REQUEST. Reproduce the following lines word for word.
* BEGIN THE DATA *
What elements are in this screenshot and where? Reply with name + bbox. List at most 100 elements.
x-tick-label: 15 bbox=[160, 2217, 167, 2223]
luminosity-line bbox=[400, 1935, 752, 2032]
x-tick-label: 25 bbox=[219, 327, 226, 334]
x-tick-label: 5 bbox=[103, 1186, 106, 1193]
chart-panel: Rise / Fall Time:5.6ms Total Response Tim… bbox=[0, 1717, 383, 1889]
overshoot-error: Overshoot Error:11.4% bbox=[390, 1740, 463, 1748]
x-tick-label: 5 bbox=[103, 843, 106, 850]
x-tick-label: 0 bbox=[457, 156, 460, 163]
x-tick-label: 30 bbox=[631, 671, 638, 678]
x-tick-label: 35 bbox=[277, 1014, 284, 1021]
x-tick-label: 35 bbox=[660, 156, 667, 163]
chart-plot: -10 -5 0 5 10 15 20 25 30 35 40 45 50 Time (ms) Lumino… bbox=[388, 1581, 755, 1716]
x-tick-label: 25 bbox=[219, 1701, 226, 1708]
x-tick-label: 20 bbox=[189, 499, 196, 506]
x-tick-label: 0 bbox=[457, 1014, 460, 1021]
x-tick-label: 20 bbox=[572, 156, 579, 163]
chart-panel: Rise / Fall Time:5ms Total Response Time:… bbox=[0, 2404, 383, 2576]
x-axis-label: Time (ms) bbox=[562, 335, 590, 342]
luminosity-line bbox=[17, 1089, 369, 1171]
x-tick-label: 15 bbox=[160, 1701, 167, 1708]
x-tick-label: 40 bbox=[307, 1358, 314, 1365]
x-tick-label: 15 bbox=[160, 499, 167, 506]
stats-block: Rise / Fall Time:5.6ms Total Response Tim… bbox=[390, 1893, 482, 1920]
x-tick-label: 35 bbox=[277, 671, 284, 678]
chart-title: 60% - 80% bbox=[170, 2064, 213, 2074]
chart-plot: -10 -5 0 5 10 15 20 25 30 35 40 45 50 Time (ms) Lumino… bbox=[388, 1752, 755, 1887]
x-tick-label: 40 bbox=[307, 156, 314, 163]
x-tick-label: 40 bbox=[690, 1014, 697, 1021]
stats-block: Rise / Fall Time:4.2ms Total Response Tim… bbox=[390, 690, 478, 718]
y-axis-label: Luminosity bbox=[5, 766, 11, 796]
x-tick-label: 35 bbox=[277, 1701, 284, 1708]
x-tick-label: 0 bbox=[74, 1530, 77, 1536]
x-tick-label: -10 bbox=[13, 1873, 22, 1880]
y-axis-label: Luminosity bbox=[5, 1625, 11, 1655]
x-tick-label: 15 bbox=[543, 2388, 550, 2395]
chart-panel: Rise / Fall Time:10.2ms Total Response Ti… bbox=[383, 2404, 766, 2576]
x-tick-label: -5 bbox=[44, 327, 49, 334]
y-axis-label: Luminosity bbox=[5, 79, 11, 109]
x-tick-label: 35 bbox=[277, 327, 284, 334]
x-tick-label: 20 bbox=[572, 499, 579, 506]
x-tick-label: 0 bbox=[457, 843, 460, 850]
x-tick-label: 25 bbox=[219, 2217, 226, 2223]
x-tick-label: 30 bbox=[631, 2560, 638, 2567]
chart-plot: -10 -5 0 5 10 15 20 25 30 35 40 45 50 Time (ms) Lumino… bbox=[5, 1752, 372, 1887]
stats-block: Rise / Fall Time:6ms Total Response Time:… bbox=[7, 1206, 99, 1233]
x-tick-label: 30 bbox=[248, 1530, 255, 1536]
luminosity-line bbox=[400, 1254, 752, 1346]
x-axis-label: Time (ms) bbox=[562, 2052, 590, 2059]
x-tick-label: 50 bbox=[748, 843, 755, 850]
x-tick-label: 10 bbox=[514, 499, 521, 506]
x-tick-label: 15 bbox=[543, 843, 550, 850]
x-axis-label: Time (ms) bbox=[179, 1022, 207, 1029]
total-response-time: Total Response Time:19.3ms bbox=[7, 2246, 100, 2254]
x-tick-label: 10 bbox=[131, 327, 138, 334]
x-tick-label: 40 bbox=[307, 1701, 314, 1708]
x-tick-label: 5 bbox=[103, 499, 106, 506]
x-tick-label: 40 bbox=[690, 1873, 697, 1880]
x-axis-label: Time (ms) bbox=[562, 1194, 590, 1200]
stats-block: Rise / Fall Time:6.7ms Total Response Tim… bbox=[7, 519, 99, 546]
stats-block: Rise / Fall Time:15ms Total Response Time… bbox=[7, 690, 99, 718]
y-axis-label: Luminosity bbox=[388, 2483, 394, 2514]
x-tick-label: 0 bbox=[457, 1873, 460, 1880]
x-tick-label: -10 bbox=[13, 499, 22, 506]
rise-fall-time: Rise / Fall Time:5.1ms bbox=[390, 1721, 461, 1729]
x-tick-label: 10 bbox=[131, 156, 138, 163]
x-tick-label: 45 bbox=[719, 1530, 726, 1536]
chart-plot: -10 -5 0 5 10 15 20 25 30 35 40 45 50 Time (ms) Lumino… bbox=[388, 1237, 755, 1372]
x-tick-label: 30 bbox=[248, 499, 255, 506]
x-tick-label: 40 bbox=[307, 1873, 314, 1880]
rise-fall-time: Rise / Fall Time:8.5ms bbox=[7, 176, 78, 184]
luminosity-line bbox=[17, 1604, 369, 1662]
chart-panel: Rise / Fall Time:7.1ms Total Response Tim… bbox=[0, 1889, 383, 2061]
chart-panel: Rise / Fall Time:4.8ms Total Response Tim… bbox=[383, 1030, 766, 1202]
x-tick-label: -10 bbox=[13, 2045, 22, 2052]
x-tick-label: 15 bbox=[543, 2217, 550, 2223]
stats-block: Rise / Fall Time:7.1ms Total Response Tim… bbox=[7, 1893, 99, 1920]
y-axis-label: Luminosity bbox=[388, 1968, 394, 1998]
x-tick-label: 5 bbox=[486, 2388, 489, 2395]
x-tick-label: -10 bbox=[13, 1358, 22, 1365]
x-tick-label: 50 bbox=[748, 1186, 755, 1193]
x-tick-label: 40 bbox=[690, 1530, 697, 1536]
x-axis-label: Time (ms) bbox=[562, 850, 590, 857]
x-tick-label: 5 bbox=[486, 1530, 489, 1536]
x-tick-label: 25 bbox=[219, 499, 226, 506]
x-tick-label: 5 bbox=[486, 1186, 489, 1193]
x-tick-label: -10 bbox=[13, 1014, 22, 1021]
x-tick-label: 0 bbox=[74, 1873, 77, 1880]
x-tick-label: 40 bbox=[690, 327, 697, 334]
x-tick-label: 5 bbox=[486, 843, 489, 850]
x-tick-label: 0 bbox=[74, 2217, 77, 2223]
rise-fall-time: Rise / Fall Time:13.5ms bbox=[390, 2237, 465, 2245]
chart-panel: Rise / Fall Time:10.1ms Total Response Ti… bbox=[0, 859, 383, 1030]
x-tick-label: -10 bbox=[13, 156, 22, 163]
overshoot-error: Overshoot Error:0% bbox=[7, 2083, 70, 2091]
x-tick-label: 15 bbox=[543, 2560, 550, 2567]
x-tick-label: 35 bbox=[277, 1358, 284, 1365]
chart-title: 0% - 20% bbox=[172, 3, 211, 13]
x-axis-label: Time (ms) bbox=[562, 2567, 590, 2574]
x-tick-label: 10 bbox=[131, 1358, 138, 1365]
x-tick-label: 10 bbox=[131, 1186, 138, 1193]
* END THE DATA *
COMPLETE OUTPUT.
What elements are in this screenshot and where? Reply with name + bbox. List at most 100 elements.
x-tick-label: 15 bbox=[160, 2217, 167, 2223]
luminosity-line bbox=[400, 1935, 752, 2032]
x-tick-label: 25 bbox=[219, 327, 226, 334]
x-tick-label: 5 bbox=[103, 1186, 106, 1193]
chart-panel: Rise / Fall Time:5.6ms Total Response Tim… bbox=[0, 1717, 383, 1889]
overshoot-error: Overshoot Error:11.4% bbox=[390, 1740, 463, 1748]
x-tick-label: 5 bbox=[103, 843, 106, 850]
x-tick-label: 0 bbox=[457, 156, 460, 163]
x-tick-label: 30 bbox=[631, 671, 638, 678]
x-tick-label: 35 bbox=[277, 1014, 284, 1021]
x-tick-label: 35 bbox=[660, 156, 667, 163]
chart-plot: -10 -5 0 5 10 15 20 25 30 35 40 45 50 Time (ms) Lumino… bbox=[388, 1581, 755, 1716]
x-tick-label: 25 bbox=[219, 1701, 226, 1708]
x-tick-label: 20 bbox=[189, 499, 196, 506]
x-tick-label: 0 bbox=[457, 1014, 460, 1021]
x-tick-label: 20 bbox=[572, 156, 579, 163]
chart-panel: Rise / Fall Time:5ms Total Response Time:… bbox=[0, 2404, 383, 2576]
x-axis-label: Time (ms) bbox=[562, 335, 590, 342]
luminosity-line bbox=[17, 1089, 369, 1171]
x-tick-label: 15 bbox=[160, 1701, 167, 1708]
x-tick-label: 40 bbox=[307, 1358, 314, 1365]
x-tick-label: 15 bbox=[160, 499, 167, 506]
stats-block: Rise / Fall Time:5.6ms Total Response Tim… bbox=[390, 1893, 482, 1920]
x-tick-label: 35 bbox=[277, 671, 284, 678]
chart-title: 60% - 80% bbox=[170, 2064, 213, 2074]
chart-plot: -10 -5 0 5 10 15 20 25 30 35 40 45 50 Time (ms) Lumino… bbox=[388, 1752, 755, 1887]
x-tick-label: 40 bbox=[307, 156, 314, 163]
x-tick-label: 40 bbox=[690, 1014, 697, 1021]
stats-block: Rise / Fall Time:4.2ms Total Response Tim… bbox=[390, 690, 478, 718]
y-axis-label: Luminosity bbox=[5, 766, 11, 796]
x-tick-label: 35 bbox=[277, 1701, 284, 1708]
x-tick-label: 0 bbox=[74, 1530, 77, 1536]
x-tick-label: -10 bbox=[13, 1873, 22, 1880]
y-axis-label: Luminosity bbox=[5, 1625, 11, 1655]
x-tick-label: 15 bbox=[543, 2388, 550, 2395]
chart-panel: Rise / Fall Time:10.2ms Total Response Ti… bbox=[383, 2404, 766, 2576]
x-tick-label: -5 bbox=[44, 327, 49, 334]
y-axis-label: Luminosity bbox=[5, 79, 11, 109]
x-tick-label: 35 bbox=[277, 327, 284, 334]
x-tick-label: 20 bbox=[572, 499, 579, 506]
x-tick-label: 0 bbox=[457, 843, 460, 850]
x-tick-label: 25 bbox=[219, 2217, 226, 2223]
x-tick-label: 30 bbox=[631, 2560, 638, 2567]
chart-plot: -10 -5 0 5 10 15 20 25 30 35 40 45 50 Time (ms) Lumino… bbox=[5, 1752, 372, 1887]
stats-block: Rise / Fall Time:6ms Total Response Time:… bbox=[7, 1206, 99, 1233]
x-tick-label: 30 bbox=[248, 1530, 255, 1536]
luminosity-line bbox=[400, 1254, 752, 1346]
x-axis-label: Time (ms) bbox=[562, 2052, 590, 2059]
x-tick-label: 50 bbox=[748, 843, 755, 850]
x-tick-label: 10 bbox=[514, 499, 521, 506]
x-tick-label: 15 bbox=[543, 843, 550, 850]
x-axis-label: Time (ms) bbox=[179, 1022, 207, 1029]
total-response-time: Total Response Time:19.3ms bbox=[7, 2246, 100, 2254]
x-tick-label: 10 bbox=[131, 327, 138, 334]
x-tick-label: 40 bbox=[307, 1701, 314, 1708]
x-tick-label: 5 bbox=[103, 499, 106, 506]
x-tick-label: 40 bbox=[690, 1873, 697, 1880]
x-axis-label: Time (ms) bbox=[562, 1194, 590, 1200]
stats-block: Rise / Fall Time:6.7ms Total Response Tim… bbox=[7, 519, 99, 546]
stats-block: Rise / Fall Time:15ms Total Response Time… bbox=[7, 690, 99, 718]
y-axis-label: Luminosity bbox=[388, 2483, 394, 2514]
x-tick-label: 0 bbox=[457, 1873, 460, 1880]
x-tick-label: -10 bbox=[13, 499, 22, 506]
rise-fall-time: Rise / Fall Time:5.1ms bbox=[390, 1721, 461, 1729]
x-tick-label: 10 bbox=[131, 156, 138, 163]
x-tick-label: 45 bbox=[719, 1530, 726, 1536]
chart-plot: -10 -5 0 5 10 15 20 25 30 35 40 45 50 Time (ms) Lumino… bbox=[388, 1237, 755, 1372]
x-tick-label: 30 bbox=[248, 499, 255, 506]
x-tick-label: 40 bbox=[307, 1873, 314, 1880]
rise-fall-time: Rise / Fall Time:8.5ms bbox=[7, 176, 78, 184]
luminosity-line bbox=[17, 1604, 369, 1662]
chart-panel: Rise / Fall Time:7.1ms Total Response Tim… bbox=[0, 1889, 383, 2061]
chart-panel: Rise / Fall Time:4.8ms Total Response Tim… bbox=[383, 1030, 766, 1202]
x-tick-label: -10 bbox=[13, 2045, 22, 2052]
x-tick-label: 15 bbox=[543, 2217, 550, 2223]
stats-block: Rise / Fall Time:7.1ms Total Response Tim… bbox=[7, 1893, 99, 1920]
y-axis-label: Luminosity bbox=[388, 1968, 394, 1998]
x-tick-label: 5 bbox=[486, 2388, 489, 2395]
x-tick-label: -10 bbox=[13, 1358, 22, 1365]
x-tick-label: 50 bbox=[748, 1186, 755, 1193]
x-tick-label: 40 bbox=[690, 1530, 697, 1536]
x-axis-label: Time (ms) bbox=[562, 850, 590, 857]
x-tick-label: 5 bbox=[486, 1530, 489, 1536]
x-tick-label: 25 bbox=[219, 499, 226, 506]
x-tick-label: 5 bbox=[486, 1186, 489, 1193]
x-tick-label: -10 bbox=[13, 1014, 22, 1021]
x-tick-label: 0 bbox=[74, 1873, 77, 1880]
x-tick-label: 40 bbox=[690, 327, 697, 334]
x-tick-label: 5 bbox=[486, 843, 489, 850]
x-tick-label: 0 bbox=[74, 2217, 77, 2223]
rise-fall-time: Rise / Fall Time:13.5ms bbox=[390, 2237, 465, 2245]
chart-panel: Rise / Fall Time:10.1ms Total Response Ti… bbox=[0, 859, 383, 1030]
x-tick-label: -10 bbox=[13, 156, 22, 163]
overshoot-error: Overshoot Error:0% bbox=[7, 2083, 70, 2091]
x-tick-label: 15 bbox=[543, 2560, 550, 2567]
x-tick-label: 35 bbox=[277, 1358, 284, 1365]
chart-title: 0% - 20% bbox=[172, 3, 211, 13]
x-axis-label: Time (ms) bbox=[562, 2567, 590, 2574]
x-tick-label: 10 bbox=[131, 1358, 138, 1365]
x-tick-label: 10 bbox=[131, 1186, 138, 1193]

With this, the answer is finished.